Written request -
Reproduce the lines of text in these records verbatim, without the pictures.

Given data -
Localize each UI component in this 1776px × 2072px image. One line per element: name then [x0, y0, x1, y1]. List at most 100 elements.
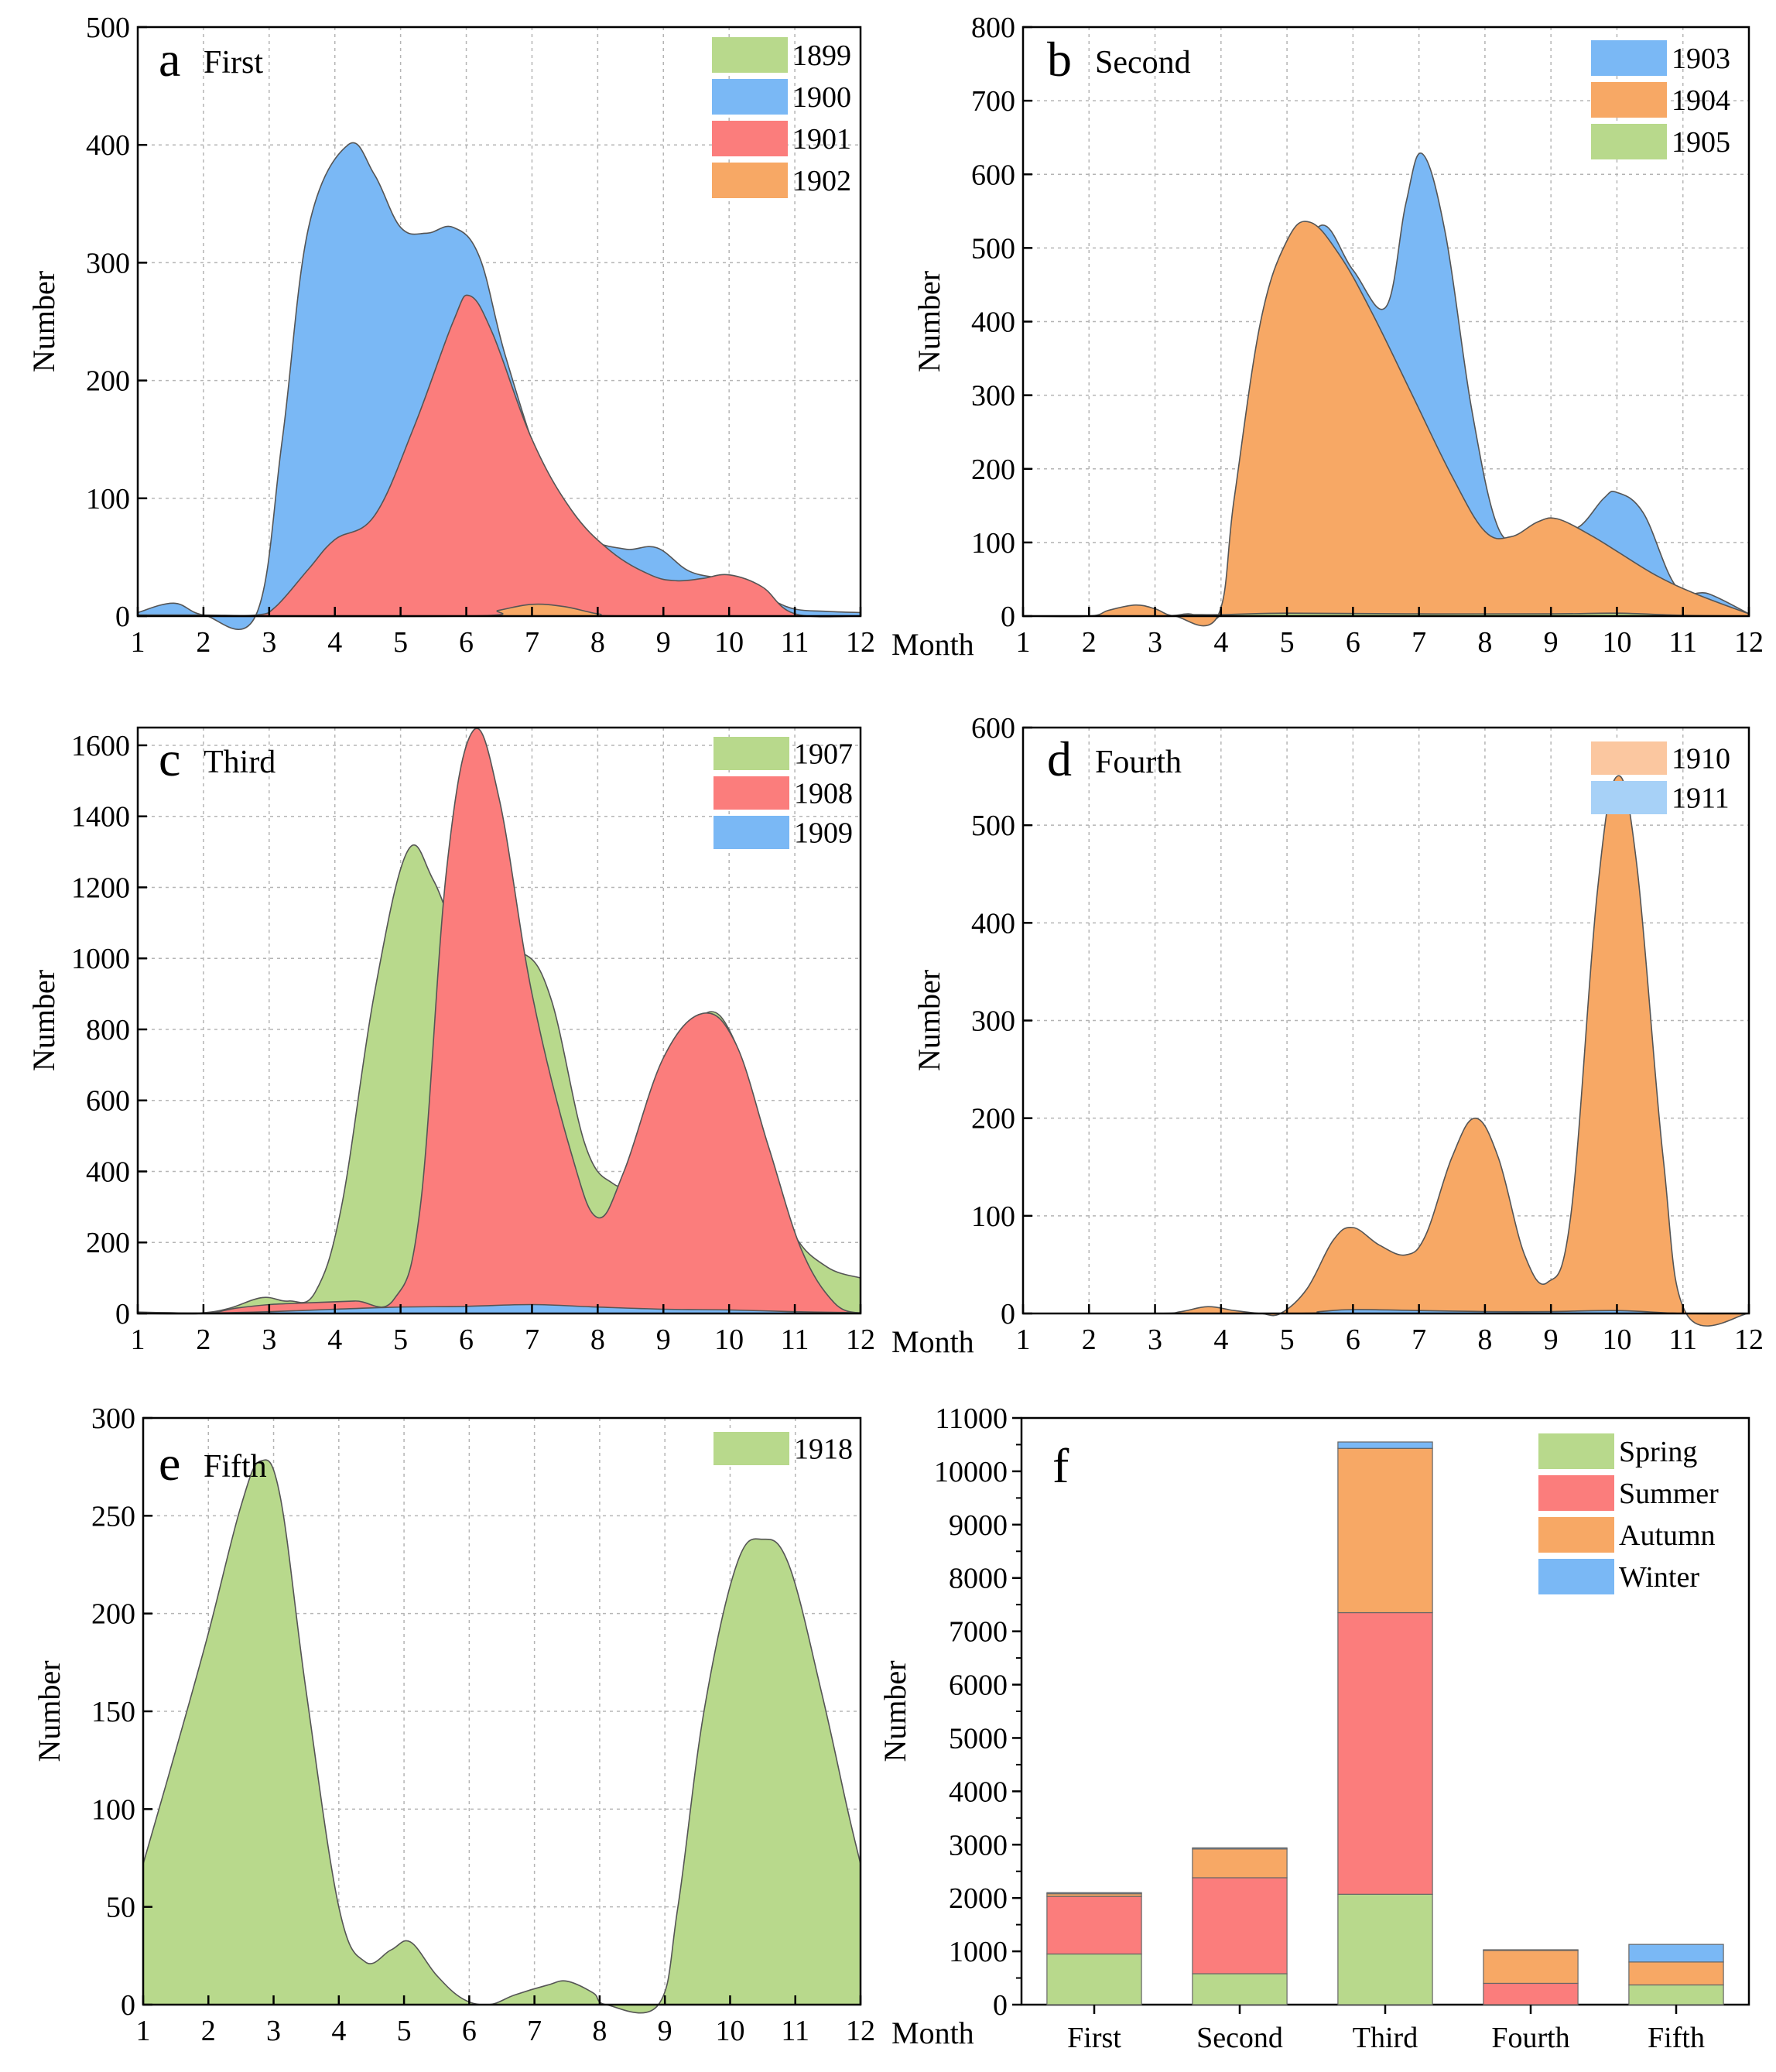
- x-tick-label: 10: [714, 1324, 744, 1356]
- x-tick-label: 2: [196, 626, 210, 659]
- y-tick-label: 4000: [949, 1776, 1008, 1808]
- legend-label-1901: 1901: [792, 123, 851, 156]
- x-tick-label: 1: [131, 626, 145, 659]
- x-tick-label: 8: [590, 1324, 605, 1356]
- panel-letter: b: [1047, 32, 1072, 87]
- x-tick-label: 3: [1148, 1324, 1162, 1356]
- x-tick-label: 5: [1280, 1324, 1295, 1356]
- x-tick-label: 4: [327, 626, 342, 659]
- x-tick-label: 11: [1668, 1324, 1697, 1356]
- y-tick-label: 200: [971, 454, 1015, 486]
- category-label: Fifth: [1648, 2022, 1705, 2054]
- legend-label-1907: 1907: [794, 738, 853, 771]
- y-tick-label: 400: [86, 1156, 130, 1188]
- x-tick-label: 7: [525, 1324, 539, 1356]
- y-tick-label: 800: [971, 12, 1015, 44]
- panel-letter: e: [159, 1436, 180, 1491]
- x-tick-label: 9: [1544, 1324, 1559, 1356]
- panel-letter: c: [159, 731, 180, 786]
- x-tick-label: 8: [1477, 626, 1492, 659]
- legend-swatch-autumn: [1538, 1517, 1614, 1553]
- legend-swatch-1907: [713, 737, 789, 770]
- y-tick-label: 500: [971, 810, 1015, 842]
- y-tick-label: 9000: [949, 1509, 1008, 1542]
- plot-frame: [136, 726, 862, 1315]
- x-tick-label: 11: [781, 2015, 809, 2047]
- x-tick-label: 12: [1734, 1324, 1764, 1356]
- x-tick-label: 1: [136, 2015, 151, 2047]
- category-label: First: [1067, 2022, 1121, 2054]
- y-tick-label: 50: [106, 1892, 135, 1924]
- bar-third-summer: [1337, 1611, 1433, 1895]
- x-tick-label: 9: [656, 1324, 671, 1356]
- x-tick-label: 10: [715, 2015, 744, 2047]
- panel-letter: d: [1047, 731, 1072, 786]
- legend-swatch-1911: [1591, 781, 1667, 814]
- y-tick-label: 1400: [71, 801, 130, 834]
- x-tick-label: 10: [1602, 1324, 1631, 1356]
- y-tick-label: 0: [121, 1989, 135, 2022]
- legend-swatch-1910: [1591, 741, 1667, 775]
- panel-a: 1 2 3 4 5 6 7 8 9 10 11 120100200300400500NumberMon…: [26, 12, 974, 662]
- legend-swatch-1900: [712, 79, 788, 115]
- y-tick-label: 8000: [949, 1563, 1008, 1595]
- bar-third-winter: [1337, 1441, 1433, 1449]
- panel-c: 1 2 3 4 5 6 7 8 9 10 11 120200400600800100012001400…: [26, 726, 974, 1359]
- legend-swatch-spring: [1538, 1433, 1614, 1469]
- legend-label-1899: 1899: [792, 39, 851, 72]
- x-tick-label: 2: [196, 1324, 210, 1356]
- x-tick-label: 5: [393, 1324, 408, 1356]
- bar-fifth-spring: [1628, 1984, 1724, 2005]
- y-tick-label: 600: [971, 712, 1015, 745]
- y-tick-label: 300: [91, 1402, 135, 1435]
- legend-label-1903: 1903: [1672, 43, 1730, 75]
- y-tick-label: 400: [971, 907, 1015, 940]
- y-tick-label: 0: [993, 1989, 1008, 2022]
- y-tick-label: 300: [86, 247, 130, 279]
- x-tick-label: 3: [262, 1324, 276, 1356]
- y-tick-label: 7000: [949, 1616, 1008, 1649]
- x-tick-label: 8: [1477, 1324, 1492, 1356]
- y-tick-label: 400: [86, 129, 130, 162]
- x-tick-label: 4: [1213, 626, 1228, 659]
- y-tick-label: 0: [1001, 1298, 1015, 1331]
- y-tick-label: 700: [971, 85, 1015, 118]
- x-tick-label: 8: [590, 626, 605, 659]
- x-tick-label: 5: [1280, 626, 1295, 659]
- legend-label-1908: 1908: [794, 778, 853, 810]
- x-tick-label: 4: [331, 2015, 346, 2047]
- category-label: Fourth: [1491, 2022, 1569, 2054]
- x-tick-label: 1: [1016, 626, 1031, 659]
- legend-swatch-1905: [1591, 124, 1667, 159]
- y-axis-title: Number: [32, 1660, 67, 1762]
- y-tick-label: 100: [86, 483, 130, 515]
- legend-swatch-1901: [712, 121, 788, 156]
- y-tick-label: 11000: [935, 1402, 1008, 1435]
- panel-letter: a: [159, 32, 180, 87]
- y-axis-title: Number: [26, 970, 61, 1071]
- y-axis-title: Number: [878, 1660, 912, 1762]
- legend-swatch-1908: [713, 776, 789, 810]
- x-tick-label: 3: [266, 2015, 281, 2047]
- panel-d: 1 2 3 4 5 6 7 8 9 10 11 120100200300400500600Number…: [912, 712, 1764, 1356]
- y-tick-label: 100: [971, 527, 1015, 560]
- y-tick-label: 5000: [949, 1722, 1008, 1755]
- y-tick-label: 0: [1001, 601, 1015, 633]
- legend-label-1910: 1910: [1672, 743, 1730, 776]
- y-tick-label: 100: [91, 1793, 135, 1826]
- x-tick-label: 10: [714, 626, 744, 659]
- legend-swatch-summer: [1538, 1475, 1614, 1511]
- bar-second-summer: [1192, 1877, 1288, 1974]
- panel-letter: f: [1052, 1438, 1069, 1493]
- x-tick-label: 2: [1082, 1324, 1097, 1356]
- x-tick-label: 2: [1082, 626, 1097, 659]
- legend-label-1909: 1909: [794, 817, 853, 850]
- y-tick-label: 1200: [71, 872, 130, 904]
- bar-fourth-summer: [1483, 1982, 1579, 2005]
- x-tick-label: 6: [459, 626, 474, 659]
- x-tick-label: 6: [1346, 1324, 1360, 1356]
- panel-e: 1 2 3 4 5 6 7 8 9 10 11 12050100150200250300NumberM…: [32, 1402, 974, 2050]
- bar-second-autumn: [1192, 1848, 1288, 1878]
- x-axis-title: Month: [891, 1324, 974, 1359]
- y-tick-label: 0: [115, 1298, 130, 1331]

Result for this exercise -
Localize each UI component in this 1776px × 2072px image. One line per element: name then [x0, y0, x1, y1]. List at most 100 elements.
- x-tick-label: 10: [714, 1324, 744, 1356]
- x-tick-label: 2: [196, 626, 210, 659]
- y-tick-label: 4000: [949, 1776, 1008, 1808]
- legend-label-1901: 1901: [792, 123, 851, 156]
- x-tick-label: 1: [131, 626, 145, 659]
- x-tick-label: 8: [590, 1324, 605, 1356]
- panel-letter: b: [1047, 32, 1072, 87]
- x-tick-label: 3: [1148, 1324, 1162, 1356]
- x-tick-label: 5: [1280, 1324, 1295, 1356]
- x-tick-label: 4: [327, 626, 342, 659]
- x-tick-label: 11: [1668, 1324, 1697, 1356]
- y-tick-label: 200: [971, 454, 1015, 486]
- category-label: Fifth: [1648, 2022, 1705, 2054]
- legend-label-1907: 1907: [794, 738, 853, 771]
- y-tick-label: 400: [86, 1156, 130, 1188]
- x-tick-label: 7: [525, 1324, 539, 1356]
- y-tick-label: 800: [971, 12, 1015, 44]
- panel-letter: e: [159, 1436, 180, 1491]
- x-tick-label: 9: [1544, 1324, 1559, 1356]
- panel-letter: c: [159, 731, 180, 786]
- x-tick-label: 8: [1477, 626, 1492, 659]
- legend-swatch-autumn: [1538, 1517, 1614, 1553]
- legend-swatch-1907: [713, 737, 789, 770]
- y-tick-label: 500: [971, 810, 1015, 842]
- y-tick-label: 9000: [949, 1509, 1008, 1542]
- plot-frame: [136, 726, 862, 1315]
- x-tick-label: 11: [781, 2015, 809, 2047]
- x-tick-label: 12: [1734, 1324, 1764, 1356]
- x-tick-label: 1: [136, 2015, 151, 2047]
- category-label: First: [1067, 2022, 1121, 2054]
- y-tick-label: 50: [106, 1892, 135, 1924]
- bar-third-summer: [1337, 1611, 1433, 1895]
- x-tick-label: 9: [656, 1324, 671, 1356]
- x-tick-label: 10: [715, 2015, 744, 2047]
- panel-letter: d: [1047, 731, 1072, 786]
- legend-swatch-1911: [1591, 781, 1667, 814]
- y-tick-label: 1400: [71, 801, 130, 834]
- x-tick-label: 10: [1602, 1324, 1631, 1356]
- y-tick-label: 0: [121, 1989, 135, 2022]
- legend-swatch-1910: [1591, 741, 1667, 775]
- panel-a: 1 2 3 4 5 6 7 8 9 10 11 120100200300400500NumberMon…: [26, 12, 974, 662]
- legend-swatch-1900: [712, 79, 788, 115]
- y-tick-label: 8000: [949, 1563, 1008, 1595]
- bar-third-winter: [1337, 1441, 1433, 1449]
- panel-c: 1 2 3 4 5 6 7 8 9 10 11 120200400600800100012001400…: [26, 726, 974, 1359]
- legend-swatch-spring: [1538, 1433, 1614, 1469]
- legend-label-1899: 1899: [792, 39, 851, 72]
- x-tick-label: 2: [196, 1324, 210, 1356]
- x-tick-label: 5: [393, 1324, 408, 1356]
- bar-fifth-spring: [1628, 1984, 1724, 2005]
- y-tick-label: 600: [971, 712, 1015, 745]
- y-tick-label: 300: [91, 1402, 135, 1435]
- legend-label-1903: 1903: [1672, 43, 1730, 75]
- y-tick-label: 400: [971, 907, 1015, 940]
- y-tick-label: 0: [993, 1989, 1008, 2022]
- y-tick-label: 300: [86, 247, 130, 279]
- x-tick-label: 3: [262, 1324, 276, 1356]
- y-tick-label: 7000: [949, 1616, 1008, 1649]
- x-tick-label: 8: [1477, 1324, 1492, 1356]
- y-tick-label: 400: [86, 129, 130, 162]
- x-tick-label: 4: [1213, 626, 1228, 659]
- y-tick-label: 0: [1001, 1298, 1015, 1331]
- y-tick-label: 700: [971, 85, 1015, 118]
- x-tick-label: 8: [590, 626, 605, 659]
- x-tick-label: 5: [1280, 626, 1295, 659]
- legend-label-1908: 1908: [794, 778, 853, 810]
- x-tick-label: 4: [331, 2015, 346, 2047]
- category-label: Fourth: [1491, 2022, 1569, 2054]
- x-tick-label: 1: [1016, 626, 1031, 659]
- legend-swatch-1905: [1591, 124, 1667, 159]
- y-axis-title: Number: [32, 1660, 67, 1762]
- y-tick-label: 100: [86, 483, 130, 515]
- legend-swatch-1901: [712, 121, 788, 156]
- y-tick-label: 11000: [935, 1402, 1008, 1435]
- panel-letter: a: [159, 32, 180, 87]
- y-axis-title: Number: [26, 970, 61, 1071]
- y-axis-title: Number: [878, 1660, 912, 1762]
- legend-swatch-1908: [713, 776, 789, 810]
- x-tick-label: 3: [266, 2015, 281, 2047]
- panel-d: 1 2 3 4 5 6 7 8 9 10 11 120100200300400500600Number…: [912, 712, 1764, 1356]
- y-tick-label: 100: [971, 527, 1015, 560]
- y-tick-label: 5000: [949, 1722, 1008, 1755]
- y-tick-label: 0: [1001, 601, 1015, 633]
- legend-label-1910: 1910: [1672, 743, 1730, 776]
- y-tick-label: 100: [91, 1793, 135, 1826]
- x-tick-label: 10: [714, 626, 744, 659]
- legend-swatch-summer: [1538, 1475, 1614, 1511]
- bar-second-summer: [1192, 1877, 1288, 1974]
- panel-letter: f: [1052, 1438, 1069, 1493]
- x-tick-label: 2: [1082, 1324, 1097, 1356]
- x-tick-label: 2: [1082, 626, 1097, 659]
- legend-label-1909: 1909: [794, 817, 853, 850]
- y-tick-label: 1200: [71, 872, 130, 904]
- bar-fourth-summer: [1483, 1982, 1579, 2005]
- x-tick-label: 6: [459, 626, 474, 659]
- x-tick-label: 6: [1346, 1324, 1360, 1356]
- panel-e: 1 2 3 4 5 6 7 8 9 10 11 12050100150200250300NumberM…: [32, 1402, 974, 2050]
- bar-second-autumn: [1192, 1848, 1288, 1878]
- x-axis-title: Month: [891, 1324, 974, 1359]
- y-tick-label: 0: [115, 1298, 130, 1331]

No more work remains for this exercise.